* [WHAT YOU NEED TO DO] Go through the listing below and gather every line with the word "归母净利润增速".

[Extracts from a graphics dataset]

____________________

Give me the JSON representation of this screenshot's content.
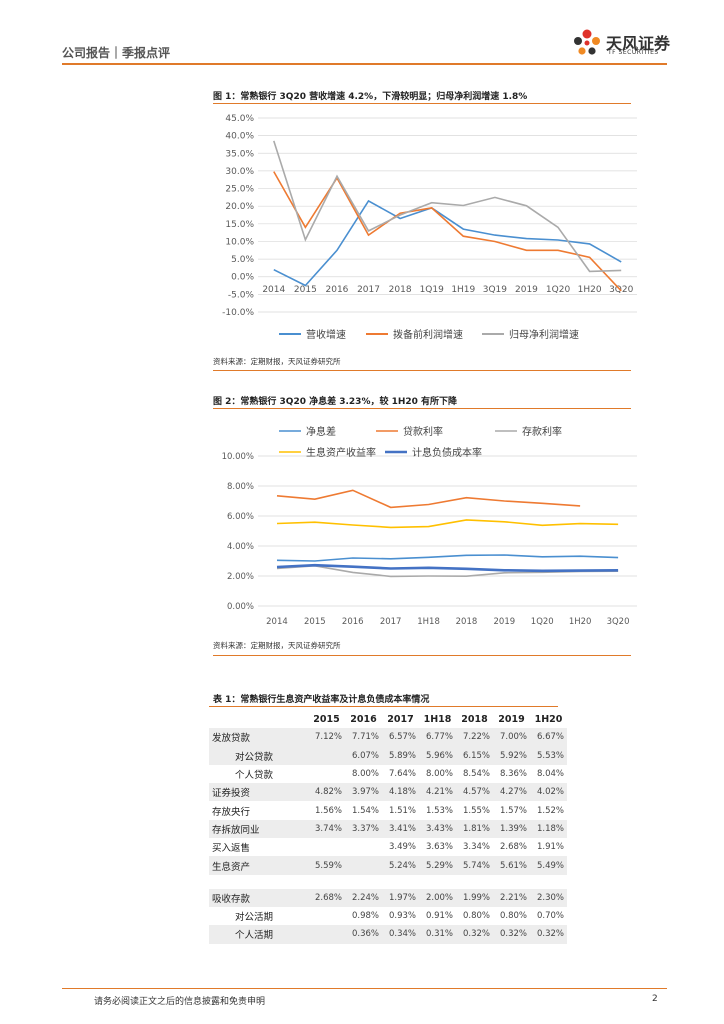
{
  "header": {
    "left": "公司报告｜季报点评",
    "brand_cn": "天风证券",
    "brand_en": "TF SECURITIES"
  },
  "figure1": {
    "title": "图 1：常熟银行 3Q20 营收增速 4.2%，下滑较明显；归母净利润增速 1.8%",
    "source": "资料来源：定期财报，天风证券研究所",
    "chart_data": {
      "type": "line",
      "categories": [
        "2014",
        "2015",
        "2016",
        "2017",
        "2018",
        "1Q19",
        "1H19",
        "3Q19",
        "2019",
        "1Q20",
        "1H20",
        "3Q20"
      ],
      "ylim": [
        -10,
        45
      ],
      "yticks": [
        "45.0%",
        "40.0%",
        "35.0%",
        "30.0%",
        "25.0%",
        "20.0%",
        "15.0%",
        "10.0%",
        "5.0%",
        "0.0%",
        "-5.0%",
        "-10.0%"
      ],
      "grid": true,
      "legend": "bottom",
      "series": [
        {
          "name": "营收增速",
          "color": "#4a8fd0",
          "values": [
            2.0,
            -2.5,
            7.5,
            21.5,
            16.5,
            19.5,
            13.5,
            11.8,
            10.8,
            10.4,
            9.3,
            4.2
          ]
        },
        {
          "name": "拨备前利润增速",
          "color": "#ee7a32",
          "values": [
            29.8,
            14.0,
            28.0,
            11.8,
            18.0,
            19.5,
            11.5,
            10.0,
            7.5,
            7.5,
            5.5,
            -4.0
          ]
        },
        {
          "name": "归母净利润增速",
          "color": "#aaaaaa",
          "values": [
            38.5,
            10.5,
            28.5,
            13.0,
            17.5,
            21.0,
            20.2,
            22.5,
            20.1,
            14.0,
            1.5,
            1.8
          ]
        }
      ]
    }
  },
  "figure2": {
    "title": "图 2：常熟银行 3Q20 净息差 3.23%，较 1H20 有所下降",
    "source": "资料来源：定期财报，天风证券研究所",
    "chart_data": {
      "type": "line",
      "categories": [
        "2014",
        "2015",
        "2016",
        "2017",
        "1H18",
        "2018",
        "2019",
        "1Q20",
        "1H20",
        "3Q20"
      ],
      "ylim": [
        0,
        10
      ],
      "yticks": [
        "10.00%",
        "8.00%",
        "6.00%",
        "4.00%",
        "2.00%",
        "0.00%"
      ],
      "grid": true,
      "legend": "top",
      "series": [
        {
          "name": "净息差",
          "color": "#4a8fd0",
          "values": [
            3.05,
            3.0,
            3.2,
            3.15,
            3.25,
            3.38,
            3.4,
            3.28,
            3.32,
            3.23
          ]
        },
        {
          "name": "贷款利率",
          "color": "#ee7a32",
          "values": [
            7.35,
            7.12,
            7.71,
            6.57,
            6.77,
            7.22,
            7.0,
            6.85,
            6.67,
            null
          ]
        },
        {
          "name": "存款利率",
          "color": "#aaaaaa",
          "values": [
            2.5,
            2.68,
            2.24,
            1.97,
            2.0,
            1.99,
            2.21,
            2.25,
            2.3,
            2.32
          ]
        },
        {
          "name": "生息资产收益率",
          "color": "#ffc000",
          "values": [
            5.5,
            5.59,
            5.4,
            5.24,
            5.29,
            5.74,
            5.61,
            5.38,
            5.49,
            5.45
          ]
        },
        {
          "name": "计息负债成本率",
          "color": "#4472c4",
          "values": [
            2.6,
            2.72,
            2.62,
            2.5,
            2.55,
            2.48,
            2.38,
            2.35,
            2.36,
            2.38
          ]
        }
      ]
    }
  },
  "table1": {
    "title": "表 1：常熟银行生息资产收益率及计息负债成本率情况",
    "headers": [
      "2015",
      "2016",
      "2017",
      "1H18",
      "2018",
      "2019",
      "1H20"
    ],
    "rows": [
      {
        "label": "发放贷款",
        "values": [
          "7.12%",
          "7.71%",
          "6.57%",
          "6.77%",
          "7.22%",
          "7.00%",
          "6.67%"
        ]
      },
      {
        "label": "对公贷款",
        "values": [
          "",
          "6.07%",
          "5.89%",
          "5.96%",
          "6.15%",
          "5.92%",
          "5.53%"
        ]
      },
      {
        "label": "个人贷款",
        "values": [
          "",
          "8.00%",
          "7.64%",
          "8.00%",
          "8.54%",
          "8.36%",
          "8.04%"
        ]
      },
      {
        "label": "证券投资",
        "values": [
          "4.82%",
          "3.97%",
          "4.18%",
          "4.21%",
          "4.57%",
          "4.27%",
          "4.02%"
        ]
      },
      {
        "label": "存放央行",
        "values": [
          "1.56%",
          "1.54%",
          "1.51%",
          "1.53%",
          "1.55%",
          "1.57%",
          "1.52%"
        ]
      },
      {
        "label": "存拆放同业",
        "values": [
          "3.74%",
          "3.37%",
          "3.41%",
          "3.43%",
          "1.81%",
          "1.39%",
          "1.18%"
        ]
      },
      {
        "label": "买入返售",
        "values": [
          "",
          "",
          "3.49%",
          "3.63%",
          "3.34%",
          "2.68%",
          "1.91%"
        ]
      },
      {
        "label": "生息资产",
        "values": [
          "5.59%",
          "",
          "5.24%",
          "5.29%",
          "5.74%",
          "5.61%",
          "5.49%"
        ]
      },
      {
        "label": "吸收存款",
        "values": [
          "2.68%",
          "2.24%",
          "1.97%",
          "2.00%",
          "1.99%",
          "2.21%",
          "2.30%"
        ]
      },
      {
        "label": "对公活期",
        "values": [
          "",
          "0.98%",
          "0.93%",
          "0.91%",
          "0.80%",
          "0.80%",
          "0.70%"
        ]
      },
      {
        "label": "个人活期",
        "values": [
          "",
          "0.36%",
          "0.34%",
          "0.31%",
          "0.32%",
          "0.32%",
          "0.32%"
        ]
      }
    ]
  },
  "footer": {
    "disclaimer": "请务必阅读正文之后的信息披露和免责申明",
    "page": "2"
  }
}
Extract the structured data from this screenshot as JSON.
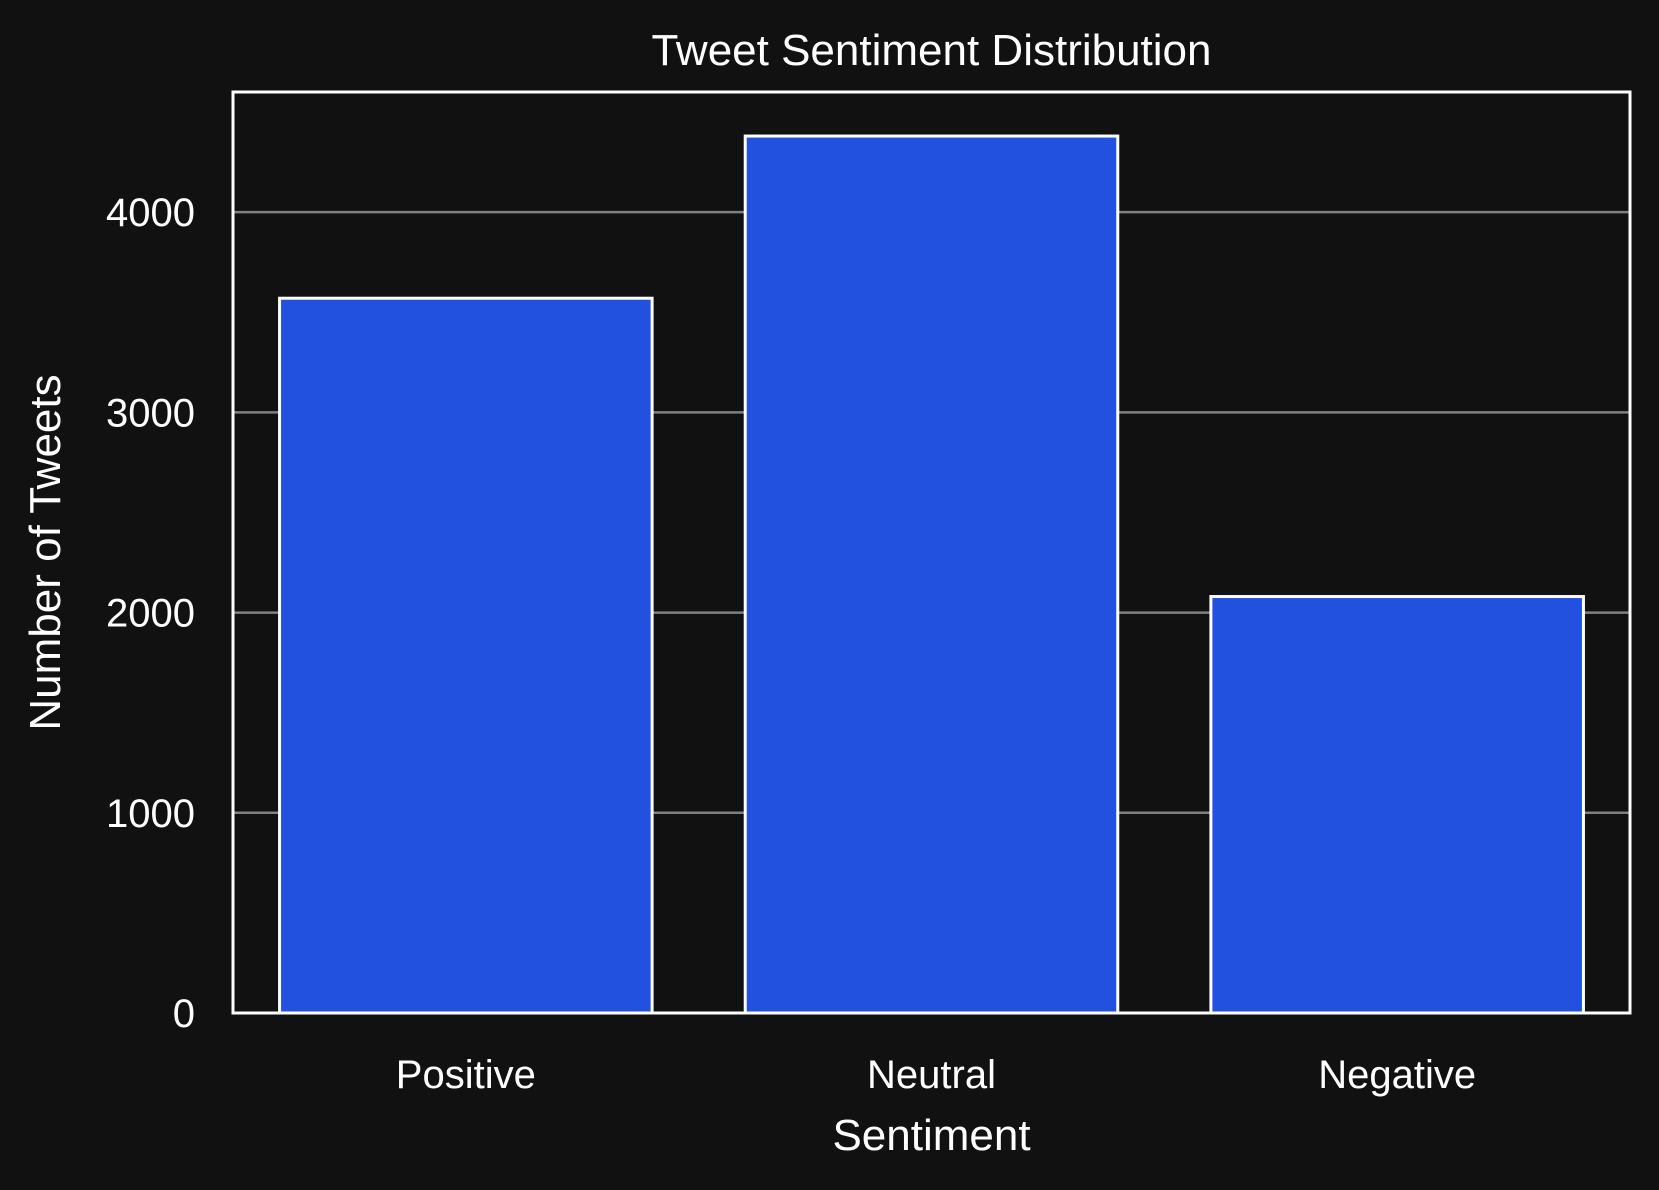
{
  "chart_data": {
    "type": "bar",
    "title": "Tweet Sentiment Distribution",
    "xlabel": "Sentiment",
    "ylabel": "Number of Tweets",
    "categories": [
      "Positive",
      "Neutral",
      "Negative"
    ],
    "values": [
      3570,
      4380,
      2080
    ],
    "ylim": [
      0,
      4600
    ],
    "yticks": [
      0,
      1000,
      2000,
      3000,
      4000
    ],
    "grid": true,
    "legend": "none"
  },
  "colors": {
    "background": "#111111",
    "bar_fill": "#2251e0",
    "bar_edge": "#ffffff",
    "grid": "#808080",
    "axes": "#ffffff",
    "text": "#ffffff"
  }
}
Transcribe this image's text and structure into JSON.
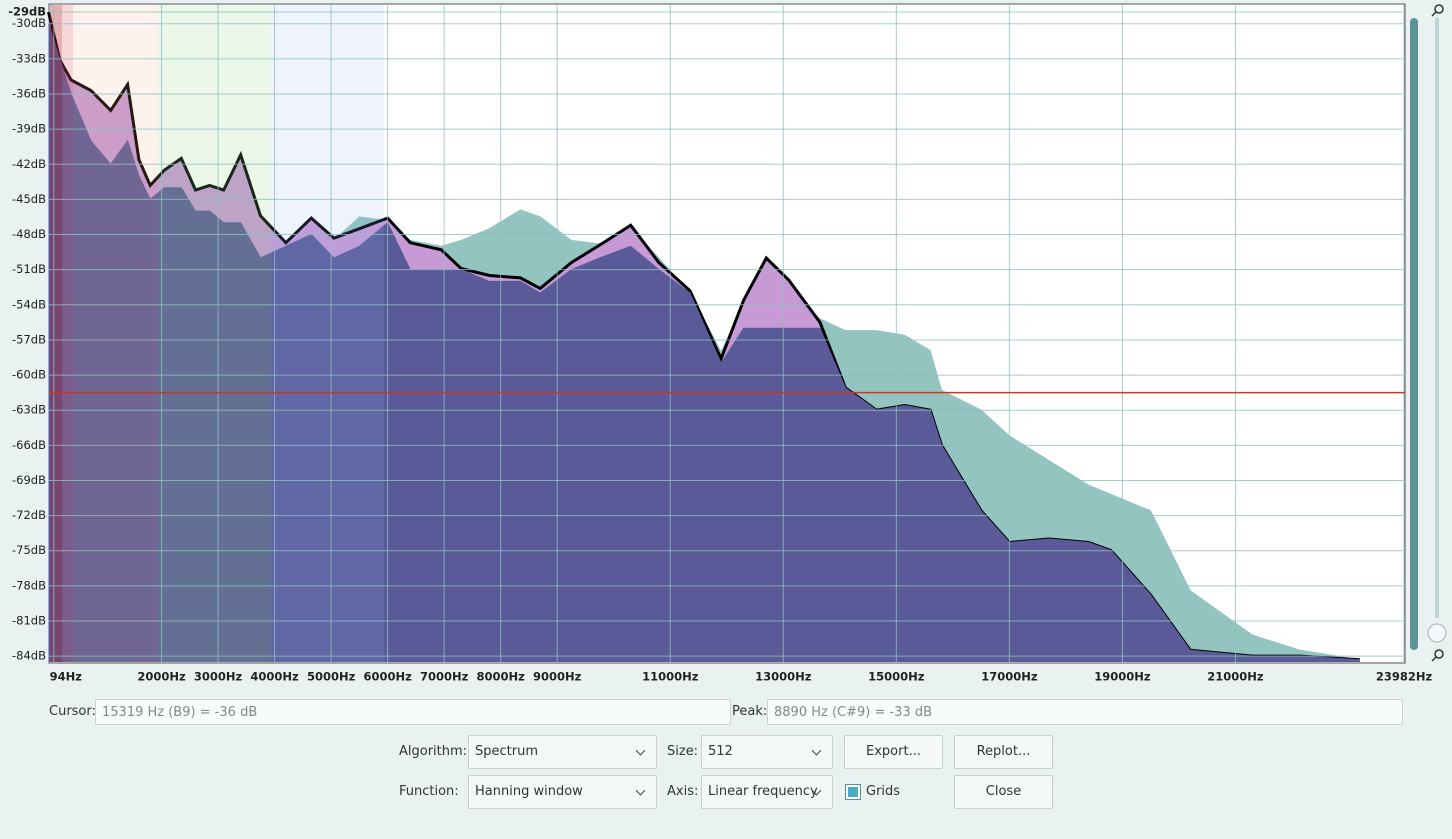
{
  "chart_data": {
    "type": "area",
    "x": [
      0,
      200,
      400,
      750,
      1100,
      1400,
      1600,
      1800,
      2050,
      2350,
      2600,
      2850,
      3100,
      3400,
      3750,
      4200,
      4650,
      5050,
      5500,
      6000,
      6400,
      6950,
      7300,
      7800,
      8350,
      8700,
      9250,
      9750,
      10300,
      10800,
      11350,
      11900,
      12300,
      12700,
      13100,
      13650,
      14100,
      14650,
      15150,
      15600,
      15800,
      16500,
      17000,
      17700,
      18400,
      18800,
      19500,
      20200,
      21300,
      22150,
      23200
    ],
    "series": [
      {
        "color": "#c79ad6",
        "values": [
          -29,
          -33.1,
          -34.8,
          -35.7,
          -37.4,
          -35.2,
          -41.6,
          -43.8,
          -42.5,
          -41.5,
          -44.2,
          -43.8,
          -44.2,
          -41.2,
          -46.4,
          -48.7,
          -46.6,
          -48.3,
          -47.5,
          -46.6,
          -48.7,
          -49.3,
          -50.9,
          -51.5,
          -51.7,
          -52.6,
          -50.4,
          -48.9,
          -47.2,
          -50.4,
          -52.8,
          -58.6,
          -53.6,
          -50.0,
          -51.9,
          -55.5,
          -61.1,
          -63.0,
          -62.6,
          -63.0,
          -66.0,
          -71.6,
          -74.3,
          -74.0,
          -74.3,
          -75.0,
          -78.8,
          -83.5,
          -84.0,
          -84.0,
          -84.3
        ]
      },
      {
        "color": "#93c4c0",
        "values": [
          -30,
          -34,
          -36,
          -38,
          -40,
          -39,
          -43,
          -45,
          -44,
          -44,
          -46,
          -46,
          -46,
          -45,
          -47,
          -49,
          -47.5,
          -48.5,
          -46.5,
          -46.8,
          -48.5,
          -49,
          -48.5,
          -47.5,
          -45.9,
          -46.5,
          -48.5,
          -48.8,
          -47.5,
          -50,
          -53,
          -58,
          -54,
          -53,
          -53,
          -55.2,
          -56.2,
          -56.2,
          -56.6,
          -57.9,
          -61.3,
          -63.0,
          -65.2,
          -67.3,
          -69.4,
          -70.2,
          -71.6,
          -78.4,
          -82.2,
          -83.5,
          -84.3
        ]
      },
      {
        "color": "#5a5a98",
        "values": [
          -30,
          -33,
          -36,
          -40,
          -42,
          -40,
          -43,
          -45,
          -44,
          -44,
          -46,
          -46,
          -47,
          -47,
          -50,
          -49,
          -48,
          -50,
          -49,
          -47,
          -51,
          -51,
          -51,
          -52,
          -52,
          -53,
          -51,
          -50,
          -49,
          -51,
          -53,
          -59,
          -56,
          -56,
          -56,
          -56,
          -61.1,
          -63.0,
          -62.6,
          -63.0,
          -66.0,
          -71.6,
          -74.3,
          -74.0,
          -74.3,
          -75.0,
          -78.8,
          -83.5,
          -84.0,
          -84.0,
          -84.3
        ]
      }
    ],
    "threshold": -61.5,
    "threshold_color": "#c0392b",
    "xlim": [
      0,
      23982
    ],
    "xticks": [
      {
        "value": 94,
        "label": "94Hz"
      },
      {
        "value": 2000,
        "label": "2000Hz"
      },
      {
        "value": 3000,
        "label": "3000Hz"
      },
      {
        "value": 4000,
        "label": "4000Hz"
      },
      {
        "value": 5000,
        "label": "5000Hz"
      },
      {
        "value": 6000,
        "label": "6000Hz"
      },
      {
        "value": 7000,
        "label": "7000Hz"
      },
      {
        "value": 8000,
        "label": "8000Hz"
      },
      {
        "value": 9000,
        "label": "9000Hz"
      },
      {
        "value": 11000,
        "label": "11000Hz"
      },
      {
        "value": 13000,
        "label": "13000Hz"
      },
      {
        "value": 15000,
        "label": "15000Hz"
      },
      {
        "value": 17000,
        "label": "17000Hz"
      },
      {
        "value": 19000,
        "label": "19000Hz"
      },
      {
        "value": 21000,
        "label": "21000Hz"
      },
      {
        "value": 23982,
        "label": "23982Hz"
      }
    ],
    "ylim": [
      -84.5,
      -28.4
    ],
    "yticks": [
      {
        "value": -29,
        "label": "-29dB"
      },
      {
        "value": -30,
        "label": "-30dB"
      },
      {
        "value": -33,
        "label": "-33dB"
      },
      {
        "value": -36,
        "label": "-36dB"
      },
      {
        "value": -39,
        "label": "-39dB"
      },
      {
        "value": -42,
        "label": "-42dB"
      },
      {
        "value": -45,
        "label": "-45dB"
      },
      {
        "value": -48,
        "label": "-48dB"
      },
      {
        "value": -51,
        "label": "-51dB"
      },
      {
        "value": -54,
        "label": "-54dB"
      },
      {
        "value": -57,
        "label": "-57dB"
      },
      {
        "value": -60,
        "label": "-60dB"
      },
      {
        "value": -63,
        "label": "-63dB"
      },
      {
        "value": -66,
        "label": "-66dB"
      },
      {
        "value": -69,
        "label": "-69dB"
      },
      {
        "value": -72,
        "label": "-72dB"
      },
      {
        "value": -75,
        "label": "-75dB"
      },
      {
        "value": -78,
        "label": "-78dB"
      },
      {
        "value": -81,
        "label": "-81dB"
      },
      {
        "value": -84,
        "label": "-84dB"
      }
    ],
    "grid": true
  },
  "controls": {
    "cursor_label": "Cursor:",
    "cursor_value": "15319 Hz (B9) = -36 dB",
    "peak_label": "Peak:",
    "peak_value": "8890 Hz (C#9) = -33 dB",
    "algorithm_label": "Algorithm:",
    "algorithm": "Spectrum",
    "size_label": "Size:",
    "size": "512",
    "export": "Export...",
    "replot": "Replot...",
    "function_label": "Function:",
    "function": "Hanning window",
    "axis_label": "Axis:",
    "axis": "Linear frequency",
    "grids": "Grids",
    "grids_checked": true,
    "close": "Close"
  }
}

____________________

* [ANSWER TO THIS EXERCISE]
    "title": "图 1：常熟银行 3Q20 营收增速 4.2%，下滑较明显；归母净利润增速 1.8%",
          "name": "归母净利润增速",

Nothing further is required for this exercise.